__AIM OF THE TASK__.
Your task is to tally the lines of the listing containing the word "percent" and report the figure alone.

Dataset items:

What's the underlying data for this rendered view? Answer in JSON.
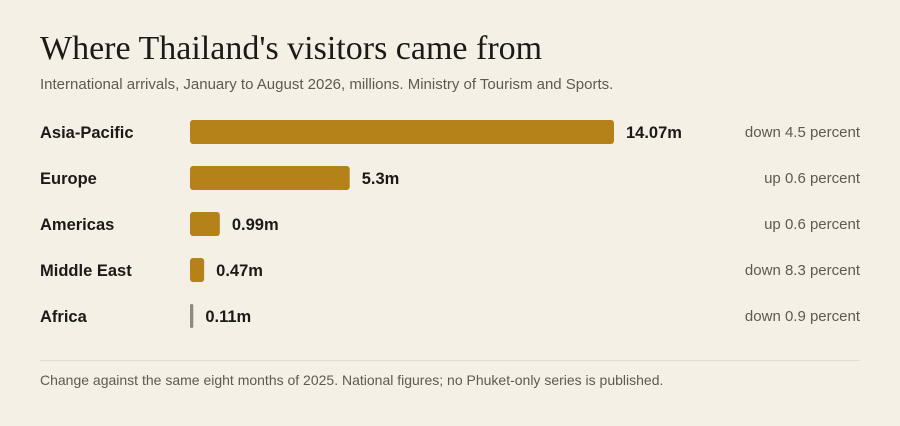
{
  "title": "Where Thailand's visitors came from",
  "subtitle": "International arrivals, January to August 2026, millions. Ministry of Tourism and Sports.",
  "footnote": "Change against the same eight months of 2025. National figures; no Phuket-only series is published.",
  "colors": {
    "bar": "#b5821a",
    "small_bar": "#8f8a83",
    "background": "#f5f0e6"
  },
  "chart_data": {
    "type": "bar",
    "orientation": "horizontal",
    "categories": [
      "Asia-Pacific",
      "Europe",
      "Americas",
      "Middle East",
      "Africa"
    ],
    "values": [
      14.07,
      5.3,
      0.99,
      0.47,
      0.11
    ],
    "value_labels": [
      "14.07m",
      "5.3m",
      "0.99m",
      "0.47m",
      "0.11m"
    ],
    "changes": [
      "down 4.5 percent",
      "up 0.6 percent",
      "up 0.6 percent",
      "down 8.3 percent",
      "down 0.9 percent"
    ],
    "xlim": [
      0,
      14.07
    ],
    "grid": false
  }
}
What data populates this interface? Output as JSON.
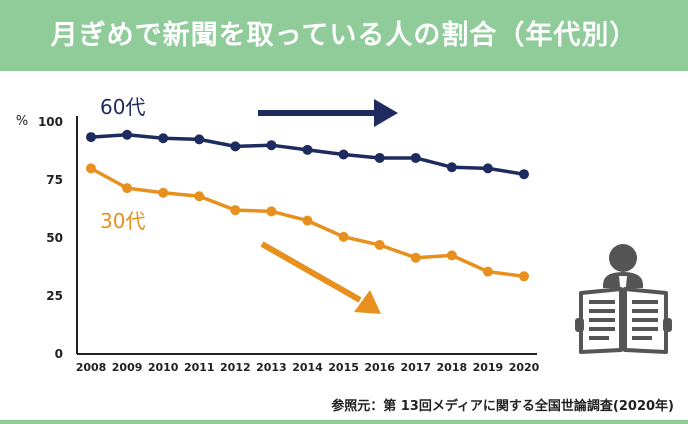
{
  "header": {
    "title": "月ぎめで新聞を取っている人の割合（年代別）"
  },
  "footer": {
    "source": "参照元：第 13回メディアに関する全国世論調査(2020年)"
  },
  "colors": {
    "header_bg": "#8fcc9a",
    "series_60": "#1e2b5e",
    "series_30": "#e8901d",
    "icon": "#555555"
  },
  "chart_data": {
    "type": "line",
    "title": "月ぎめで新聞を取っている人の割合（年代別）",
    "ylabel": "%",
    "xlabel": "",
    "ylim": [
      0,
      100
    ],
    "yticks": [
      0,
      25,
      50,
      75,
      100
    ],
    "x": [
      "2008",
      "2009",
      "2010",
      "2011",
      "2012",
      "2013",
      "2014",
      "2015",
      "2016",
      "2017",
      "2018",
      "2019",
      "2020"
    ],
    "series": [
      {
        "name": "60代",
        "color": "#1e2b5e",
        "values": [
          93.5,
          94.5,
          93,
          92.5,
          89.5,
          90,
          88,
          86,
          84.5,
          84.5,
          80.5,
          80,
          77.5
        ]
      },
      {
        "name": "30代",
        "color": "#e8901d",
        "values": [
          80,
          71.5,
          69.5,
          68,
          62,
          61.5,
          57.5,
          50.5,
          47,
          41.5,
          42.5,
          35.5,
          33.5
        ]
      }
    ],
    "grid": false,
    "legend": "inline labels",
    "annotations": [
      "trend arrow right (60代)",
      "trend arrow down-right (30代)"
    ]
  },
  "icon": {
    "name": "person-reading-newspaper-icon"
  }
}
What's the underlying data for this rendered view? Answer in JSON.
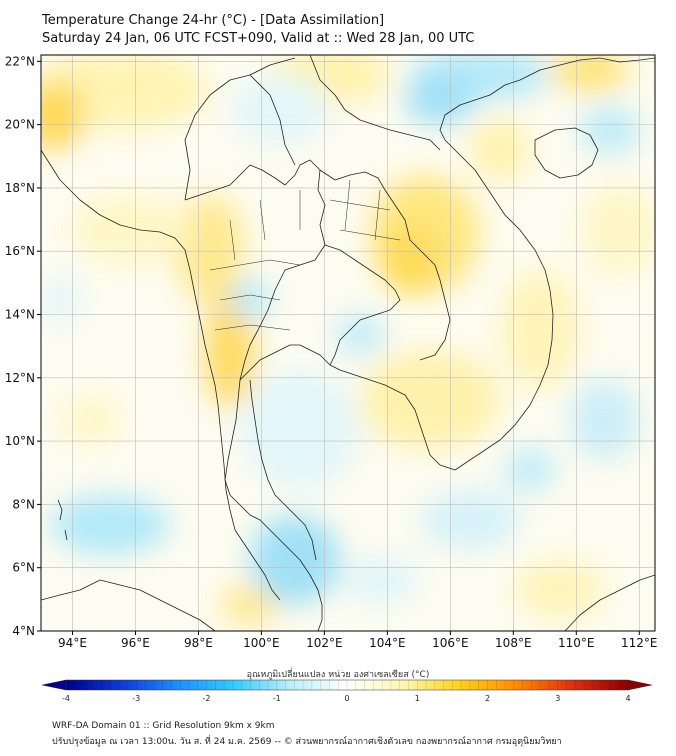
{
  "header": {
    "title_line1": "Temperature Change 24-hr (°C) - [Data Assimilation]",
    "title_line2": "Saturday 24 Jan, 06 UTC FCST+090, Valid at :: Wed 28 Jan, 00 UTC"
  },
  "map": {
    "lat_labels": [
      "22°N",
      "20°N",
      "18°N",
      "16°N",
      "14°N",
      "12°N",
      "10°N",
      "8°N",
      "6°N",
      "4°N"
    ],
    "lon_labels": [
      "94°E",
      "96°E",
      "98°E",
      "100°E",
      "102°E",
      "104°E",
      "106°E",
      "108°E",
      "110°E",
      "112°E"
    ],
    "lat_values": [
      22,
      20,
      18,
      16,
      14,
      12,
      10,
      8,
      6,
      4
    ],
    "lon_values": [
      94,
      96,
      98,
      100,
      102,
      104,
      106,
      108,
      110,
      112
    ],
    "extent": {
      "lon_min": 93,
      "lon_max": 112.5,
      "lat_min": 4,
      "lat_max": 22.2
    },
    "colors": {
      "land_border": "#222222",
      "grid": "#bbbbbb",
      "sea_base": "#fdfcf2"
    }
  },
  "colorbar": {
    "title": "อุณหภูมิเปลี่ยนแปลง หน่วย องศาเซลเซียส (°C)",
    "tick_labels": [
      "-4",
      "-3",
      "-2",
      "-1",
      "0",
      "1",
      "2",
      "3",
      "4"
    ],
    "tick_values": [
      -4,
      -3,
      -2,
      -1,
      0,
      1,
      2,
      3,
      4
    ],
    "range": [
      -4,
      4
    ],
    "colors": [
      "#00008b",
      "#0d3cd6",
      "#1e90ff",
      "#33ccff",
      "#bdeefb",
      "#ffffff",
      "#fff7b0",
      "#ffd21a",
      "#ff8c00",
      "#e03010",
      "#8b0000"
    ]
  },
  "footer": {
    "line1": "WRF-DA Domain 01 :: Grid Resolution 9km x 9km",
    "line2": "ปรับปรุงข้อมูล ณ เวลา 13:00น. วัน ส. ที่ 24 ม.ค. 2569 -- © ส่วนพยากรณ์อากาศเชิงตัวเลข กองพยากรณ์อากาศ กรมอุตุนิยมวิทยา"
  }
}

__FULL ANSWER__.
5